→ **What is asked**
Write out only the lines from the line that holds "Convert this document image to plain text." to the end of the listing below, inclusive, with the pictures omitted.

→ **Provided records**
◇ ◇ ◇

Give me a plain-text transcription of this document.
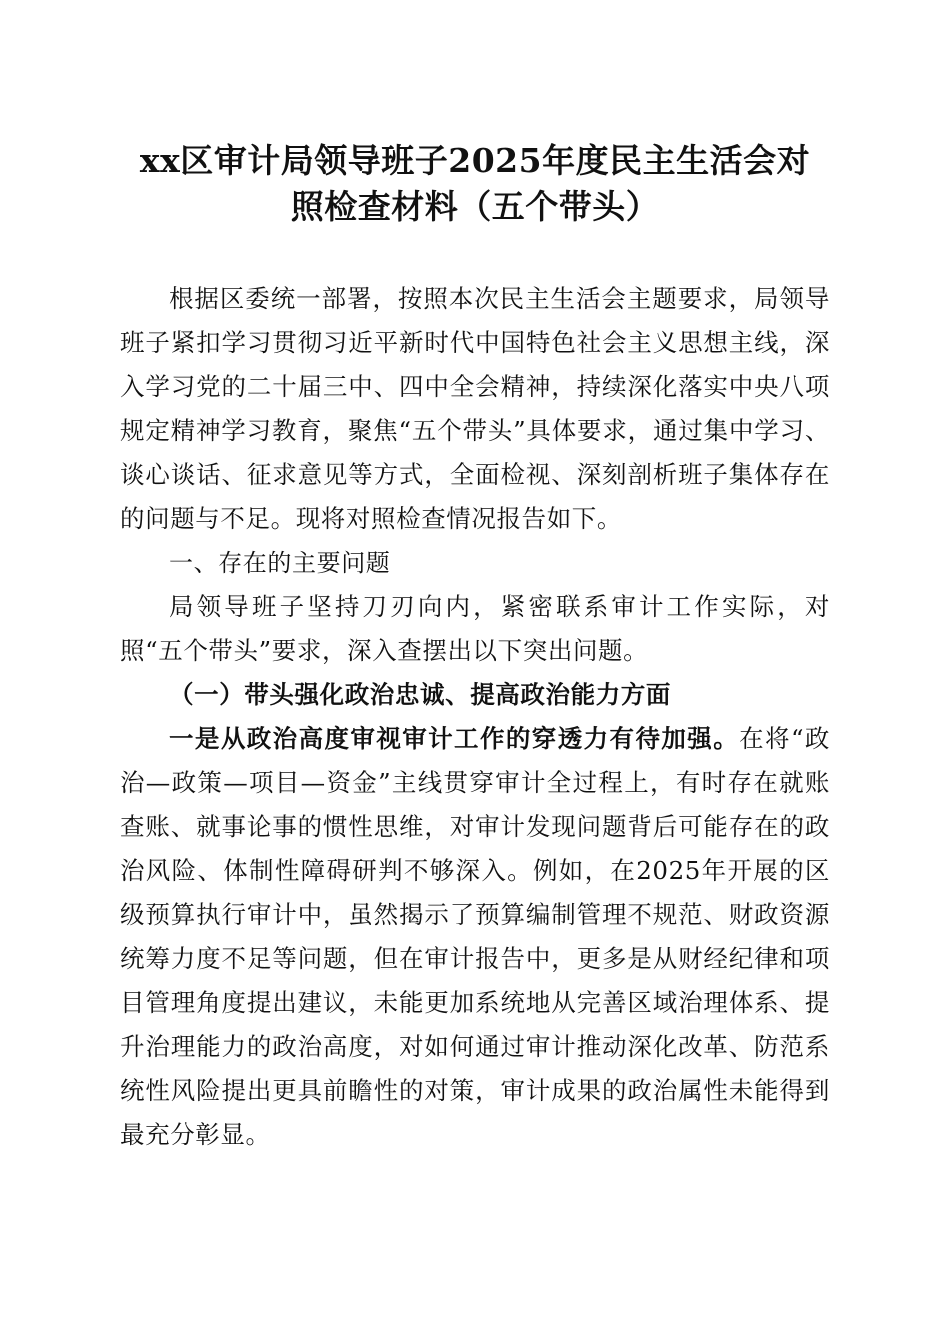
xx区审计局领导班子2025年度民主生活会对
照检查材料（五个带头）

根据区委统一部署，按照本次民主生活会主题要求，局领导班子紧扣学习贯彻习近平新时代中国特色社会主义思想主线，深入学习党的二十届三中、四中全会精神，持续深化落实中央八项规定精神学习教育，聚焦“五个带头”具体要求，通过集中学习、谈心谈话、征求意见等方式，全面检视、深刻剖析班子集体存在的问题与不足。现将对照检查情况报告如下。

一、存在的主要问题

局领导班子坚持刀刃向内，紧密联系审计工作实际，对照“五个带头”要求，深入查摆出以下突出问题。

（一）带头强化政治忠诚、提高政治能力方面

一是从政治高度审视审计工作的穿透力有待加强。在将“政治—政策—项目—资金”主线贯穿审计全过程上，有时存在就账查账、就事论事的惯性思维，对审计发现问题背后可能存在的政治风险、体制性障碍研判不够深入。例如，在2025年开展的区级预算执行审计中，虽然揭示了预算编制管理不规范、财政资源统筹力度不足等问题，但在审计报告中，更多是从财经纪律和项目管理角度提出建议，未能更加系统地从完善区域治理体系、提升治理能力的政治高度，对如何通过审计推动深化改革、防范系统性风险提出更具前瞻性的对策，审计成果的政治属性未能得到最充分彰显。
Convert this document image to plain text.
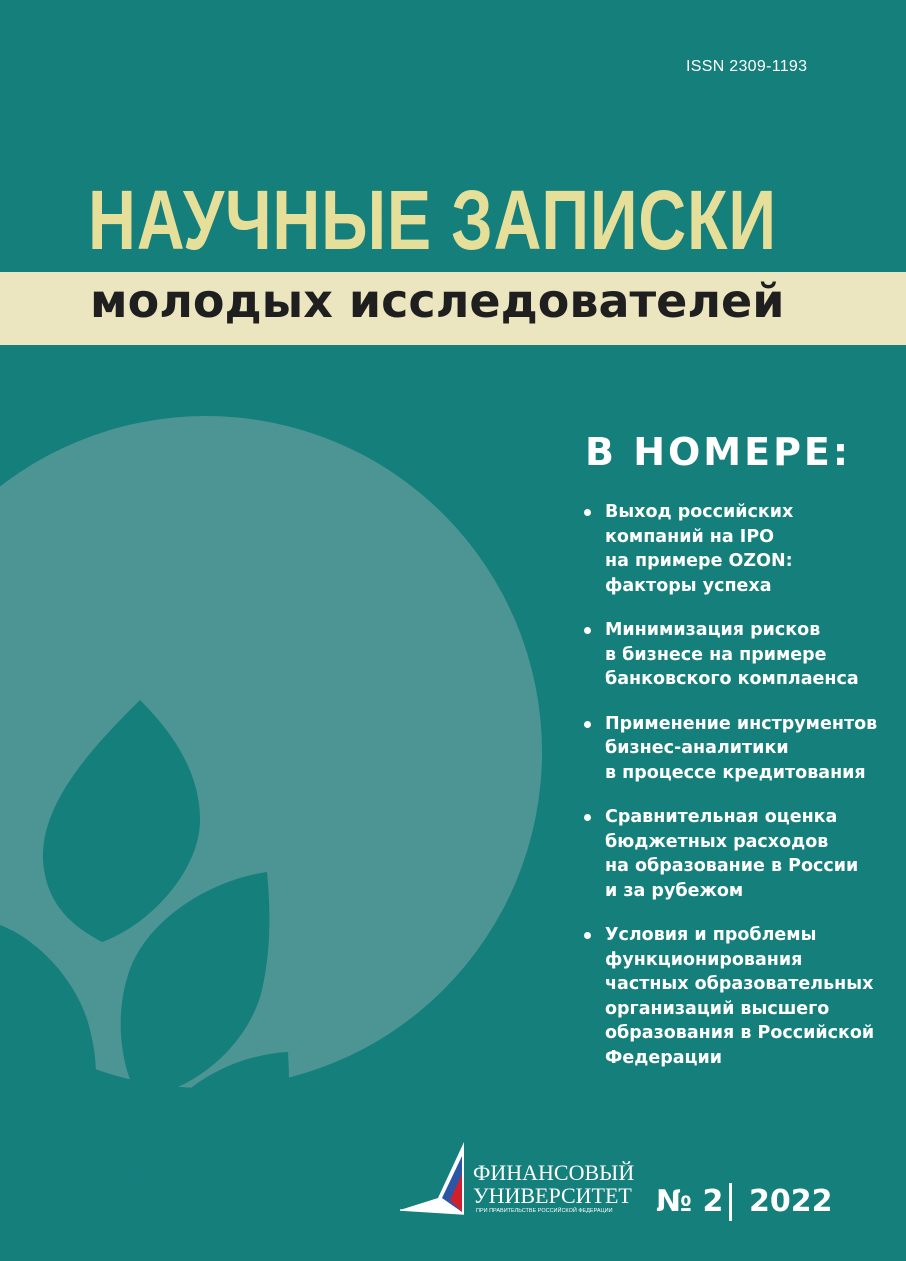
ISSN 2309-1193
НАУЧНЫЕ ЗАПИСКИ
молодых исследователей
В НОМЕРЕ:
Выход российских
компаний на IPO
на примере OZON:
факторы успеха
Минимизация рисков
в бизнесе на примере
банковского комплаенса
Применение инструментов
бизнес-аналитики
в процессе кредитования
Сравнительная оценка
бюджетных расходов
на образование в России
и за рубежом
Условия и проблемы
функционирования
частных образовательных
организаций высшего
образования в Российской
Федерации
ФИНАНСОВЫЙ
УНИВЕРСИТЕТ
ПРИ ПРАВИТЕЛЬСТВЕ РОССИЙСКОЙ ФЕДЕРАЦИИ № 2 2022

◇ ◇ ◇

→ **Finished task**
Convert this document image to plain text.
ISSN 2309-1193
НАУЧНЫЕ ЗАПИСКИ
молодых исследователей
В НОМЕРЕ:
Выход российских
компаний на IPO
на примере OZON:
факторы успеха
Минимизация рисков
в бизнесе на примере
банковского комплаенса
Применение инструментов
бизнес-аналитики
в процессе кредитования
Сравнительная оценка
бюджетных расходов
на образование в России
и за рубежом
Условия и проблемы
функционирования
частных образовательных
организаций высшего
образования в Российской
Федерации
ФИНАНСОВЫЙ
УНИВЕРСИТЕТ
ПРИ ПРАВИТЕЛЬСТВЕ РОССИЙСКОЙ ФЕДЕРАЦИИ № 2 2022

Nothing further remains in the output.